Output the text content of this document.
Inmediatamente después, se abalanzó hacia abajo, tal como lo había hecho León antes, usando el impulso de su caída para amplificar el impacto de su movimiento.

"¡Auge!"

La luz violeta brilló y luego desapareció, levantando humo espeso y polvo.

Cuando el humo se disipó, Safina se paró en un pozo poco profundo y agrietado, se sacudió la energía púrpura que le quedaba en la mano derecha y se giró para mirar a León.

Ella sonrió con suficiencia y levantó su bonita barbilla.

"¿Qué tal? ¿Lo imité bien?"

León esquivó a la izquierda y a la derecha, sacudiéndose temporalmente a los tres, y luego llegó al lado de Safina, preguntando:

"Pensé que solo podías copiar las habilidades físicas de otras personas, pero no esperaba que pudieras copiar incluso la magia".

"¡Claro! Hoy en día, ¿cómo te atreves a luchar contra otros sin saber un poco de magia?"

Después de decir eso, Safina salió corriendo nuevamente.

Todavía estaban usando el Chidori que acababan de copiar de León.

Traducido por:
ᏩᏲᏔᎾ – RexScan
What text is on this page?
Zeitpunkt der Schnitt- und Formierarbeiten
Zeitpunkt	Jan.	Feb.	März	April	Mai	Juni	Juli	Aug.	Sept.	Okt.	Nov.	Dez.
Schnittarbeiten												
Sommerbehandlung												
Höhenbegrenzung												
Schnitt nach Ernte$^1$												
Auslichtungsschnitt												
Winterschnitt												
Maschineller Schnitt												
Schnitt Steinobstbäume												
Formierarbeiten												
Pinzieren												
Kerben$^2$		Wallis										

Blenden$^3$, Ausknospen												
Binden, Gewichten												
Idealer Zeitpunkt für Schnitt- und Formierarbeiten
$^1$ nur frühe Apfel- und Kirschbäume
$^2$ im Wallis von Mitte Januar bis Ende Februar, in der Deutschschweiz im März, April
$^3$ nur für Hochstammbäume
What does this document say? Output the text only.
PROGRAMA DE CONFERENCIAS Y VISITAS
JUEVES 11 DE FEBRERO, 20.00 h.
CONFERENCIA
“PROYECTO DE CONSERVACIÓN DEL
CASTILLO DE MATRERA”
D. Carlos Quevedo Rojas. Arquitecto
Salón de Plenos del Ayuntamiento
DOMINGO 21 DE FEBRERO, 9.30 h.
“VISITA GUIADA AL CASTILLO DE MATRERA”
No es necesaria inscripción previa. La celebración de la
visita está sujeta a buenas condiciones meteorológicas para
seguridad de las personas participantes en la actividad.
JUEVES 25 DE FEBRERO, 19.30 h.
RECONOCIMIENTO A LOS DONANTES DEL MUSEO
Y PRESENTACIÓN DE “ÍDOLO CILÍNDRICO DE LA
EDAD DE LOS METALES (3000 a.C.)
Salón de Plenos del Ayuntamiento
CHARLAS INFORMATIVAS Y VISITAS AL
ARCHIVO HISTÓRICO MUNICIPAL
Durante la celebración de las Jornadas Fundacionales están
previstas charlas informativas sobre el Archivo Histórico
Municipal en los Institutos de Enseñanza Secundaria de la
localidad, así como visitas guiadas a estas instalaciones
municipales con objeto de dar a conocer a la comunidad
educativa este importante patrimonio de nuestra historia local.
====
State the count of lines with the word "this" in them, and write nothing else.

● **WRITTEN RESPONSE**:
3